##### Record extracts #####

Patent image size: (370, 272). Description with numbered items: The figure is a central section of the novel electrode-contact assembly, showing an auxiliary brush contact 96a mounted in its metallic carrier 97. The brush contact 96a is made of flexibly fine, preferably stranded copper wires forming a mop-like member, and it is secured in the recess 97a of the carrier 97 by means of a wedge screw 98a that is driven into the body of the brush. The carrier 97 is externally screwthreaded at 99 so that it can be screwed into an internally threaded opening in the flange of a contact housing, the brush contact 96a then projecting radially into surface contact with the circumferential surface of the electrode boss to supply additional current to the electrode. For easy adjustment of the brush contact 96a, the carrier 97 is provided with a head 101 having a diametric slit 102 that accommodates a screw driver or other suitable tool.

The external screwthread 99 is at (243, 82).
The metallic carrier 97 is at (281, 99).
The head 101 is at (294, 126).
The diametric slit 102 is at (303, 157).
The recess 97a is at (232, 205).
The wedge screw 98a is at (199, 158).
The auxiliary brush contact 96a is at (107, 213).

#####

> _Required task_: Convert every line of the rows above into a JSON list of strings, with one string per line and any blank lines left out.

> _Right answer_:
[
  "Patent image size: (370, 272). Description with numbered items: The figure is a central section of the novel electrode-contact assembly, showing an auxiliary brush contact 96a mounted in its metallic carrier 97. The brush contact 96a is made of flexibly fine, preferably stranded copper wires forming a mop-like member, and it is secured in the recess 97a of the carrier 97 by means of a wedge screw 98a that is driven into the body of the brush. The carrier 97 is externally screwthreaded at 99 so that it can be screwed into an internally threaded opening in the flange of a contact housing, the brush contact 96a then projecting radially into surface contact with the circumferential surface of the electrode boss to supply additional current to the electrode. For easy adjustment of the brush contact 96a, the carrier 97 is provided with a head 101 having a diametric slit 102 that accommodates a screw driver or other suitable tool.",
  "The external screwthread 99 is at (243, 82).",
  "The metallic carrier 97 is at (281, 99).",
  "The head 101 is at (294, 126).",
  "The diametric slit 102 is at (303, 157).",
  "The recess 97a is at (232, 205).",
  "The wedge screw 98a is at (199, 158).",
  "The auxiliary brush contact 96a is at (107, 213)."
]